DIRECTION A :: Reproduce the records from the line containing "x-tick-label: 10/10 — [226, 523, 261, 537]" down to the line containing "y-tick-label: 1.3278 — [5, 192, 47, 207]", including both of those lines.

start ARTICLE

A somehow better approach is to parse the original PDF, disassemble it into pieces, and then reassemble them into a new PDF only using the “trusted” pieces – this, I think, could be called a whitelisting approach.
Anyway, the fundamental problem with the approaches mentioned above, is that all of them require parsingof the original PDF file. And parsing is where the “big bang” usually happens. Parsing is where our, normally pretty decent, code, comes in close, intimate contact with some unknown complex input data, which often leads to a successful abuse or exploitation.
Parsing PDFs safely
So, how to perform parsing safely? Of course, that's simple! Let's run the parser in an isolated container – in case of Qubes we already have an ideal such container: it's the Disposable VMs.
But, before we get too excited, let's think more about it – say we run the parser safely isolated in a Disposable VM, meaning it couldn't harm any of the rest of the system, except for the Disposable VM itself, which we however won't worry much about, because it is disposable... But then what?
We want our PDF back in our original VM, to actually use it, right? But we cannot just copy the result from the Disposable VM, because if it got compromised, as a result of parsing of the malicious PDF, then we would like get... a compromised converted PDF. So, this approach gives us nothing!
(Even though our “solution” incorporates all the obligatory buzzwords: “Disposable VMs” (“Micro Disposable VMs”?), “VMs isolated using hardware Intel vPRO technology” and, of course, the “hypervisor”! Sometime just the mere fact we use “hardware virtualization” buys us nothing... People seem to forget about this sometimes.)

end ARTICLE

DIRECTION B :: Rewrite everything from "Anyway, the fundamental" down to "But then what?" in the text on parsing PDFs, changing "parser" to "PDF parser".

start SUPPLIED RECORDS

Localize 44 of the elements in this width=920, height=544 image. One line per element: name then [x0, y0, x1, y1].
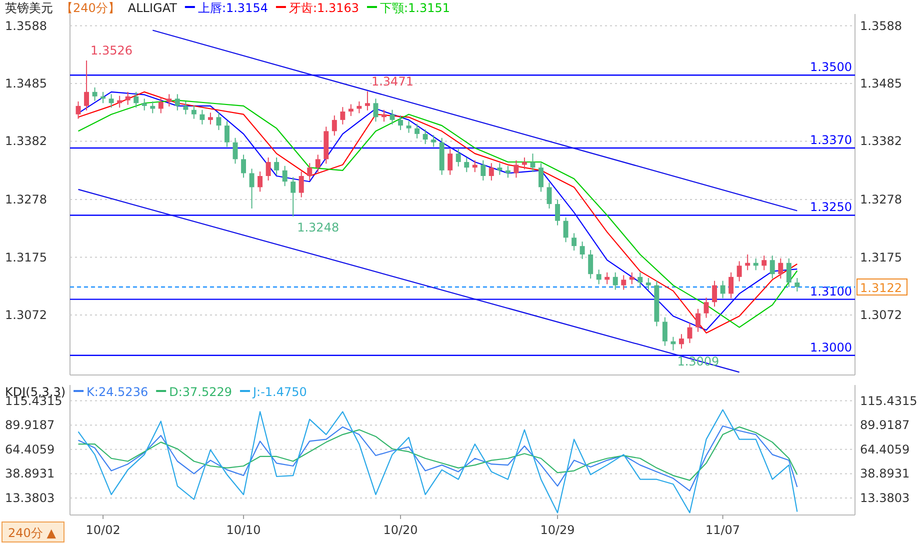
x-tick-label: 10/10 — [226, 523, 261, 537]
y-tick-label: 64.4059 — [5, 442, 55, 456]
y-tick-label: 1.3072 — [5, 308, 47, 322]
y2-tick-label: 115.4315 — [860, 394, 918, 408]
legend-label: 下颚:1.3151 — [380, 1, 450, 15]
x-tick-label: 11/07 — [705, 523, 740, 537]
ref-line-label: 1.3500 — [810, 60, 852, 74]
y2-tick-label: 1.3175 — [860, 250, 902, 264]
y2-tick-label: 1.3485 — [860, 76, 902, 91]
x-tick-label: 10/29 — [540, 523, 575, 537]
y-tick-label: 1.3588 — [5, 18, 47, 33]
y2-tick-label: 64.4059 — [860, 442, 910, 456]
y-tick-label: 89.9187 — [5, 418, 55, 432]
text: 240分 ▲ — [8, 526, 57, 540]
x-tick-label: 10/02 — [86, 523, 120, 537]
y-tick-label: 38.8931 — [5, 466, 55, 481]
legend-label: K:24.5236 — [86, 385, 148, 399]
ref-line-label: 1.3122 — [860, 280, 902, 295]
x-tick-label: 10/20 — [383, 523, 418, 537]
y-tick-label: 1.3278 — [5, 192, 47, 207]
y-tick-label: 1.3382 — [5, 134, 47, 148]
legend-label: 牙齿:1.3163 — [288, 1, 359, 15]
y-tick-label: 1.3485 — [5, 76, 47, 91]
legend-title: ALLIGAT — [128, 1, 178, 15]
y2-tick-label: 89.9187 — [860, 418, 910, 432]
legend-label: J:-1.4750 — [252, 385, 307, 399]
chart-subtitle: 【240分】 — [61, 1, 120, 15]
y-tick-label: 13.3803 — [5, 491, 55, 506]
annotation: 1.3526 — [90, 44, 133, 58]
ref-line-label: 1.3370 — [810, 132, 852, 147]
annotation: 1.3248 — [297, 220, 340, 234]
annotation: 1.3471 — [371, 74, 414, 88]
y2-tick-label: 1.3072 — [860, 308, 902, 322]
legend-label: D:37.5229 — [169, 385, 232, 399]
y2-tick-label: 38.8931 — [860, 466, 910, 481]
ref-line-label: 1.3000 — [810, 340, 852, 354]
y2-tick-label: 13.3803 — [860, 491, 910, 506]
y2-tick-label: 1.3278 — [860, 192, 902, 207]
y-tick-label: 1.3175 — [5, 250, 47, 264]
chart-title: 英镑美元 — [5, 1, 53, 15]
y2-tick-label: 1.3382 — [860, 134, 902, 148]
y2-tick-label: 1.3588 — [860, 18, 902, 33]
ref-line-label: 1.3250 — [810, 200, 852, 214]
legend-label: 上唇:1.3154 — [198, 1, 268, 15]
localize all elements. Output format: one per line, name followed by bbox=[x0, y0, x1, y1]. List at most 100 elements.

end SUPPLIED RECORDS

TASK OUTPUT A ::
x-tick-label: 10/10 — [226, 523, 261, 537]
y-tick-label: 64.4059 — [5, 442, 55, 456]
y-tick-label: 1.3072 — [5, 308, 47, 322]
y2-tick-label: 115.4315 — [860, 394, 918, 408]
legend-label: 下颚:1.3151 — [380, 1, 450, 15]
x-tick-label: 11/07 — [705, 523, 740, 537]
ref-line-label: 1.3500 — [810, 60, 852, 74]
y2-tick-label: 1.3175 — [860, 250, 902, 264]
y2-tick-label: 1.3485 — [860, 76, 902, 91]
x-tick-label: 10/29 — [540, 523, 575, 537]
y-tick-label: 1.3588 — [5, 18, 47, 33]
y2-tick-label: 64.4059 — [860, 442, 910, 456]
y-tick-label: 89.9187 — [5, 418, 55, 432]
text: 240分 ▲ — [8, 526, 57, 540]
x-tick-label: 10/02 — [86, 523, 120, 537]
y-tick-label: 38.8931 — [5, 466, 55, 481]
legend-label: K:24.5236 — [86, 385, 148, 399]
ref-line-label: 1.3122 — [860, 280, 902, 295]
x-tick-label: 10/20 — [383, 523, 418, 537]
y-tick-label: 1.3278 — [5, 192, 47, 207]

TASK OUTPUT B ::
Anyway, the fundamental problem with the approaches mentioned above, is that all of them require parsingof the original PDF file. And parsing is where the “big bang” usually happens. Parsing is where our, normally pretty decent, code, comes in close, intimate contact with some unknown complex input data, which often leads to a successful abuse or exploitation.
Parsing PDFs safely
So, how to perform parsing safely? Of course, that's simple! Let's run the PDF parser in an isolated container – in case of Qubes we already have an ideal such container: it's the Disposable VMs.
But, before we get too excited, let's think more about it – say we run the PDF parser safely isolated in a Disposable VM, meaning it couldn't harm any of the rest of the system, except for the Disposable VM itself, which we however won't worry much about, because it is disposable... But then what?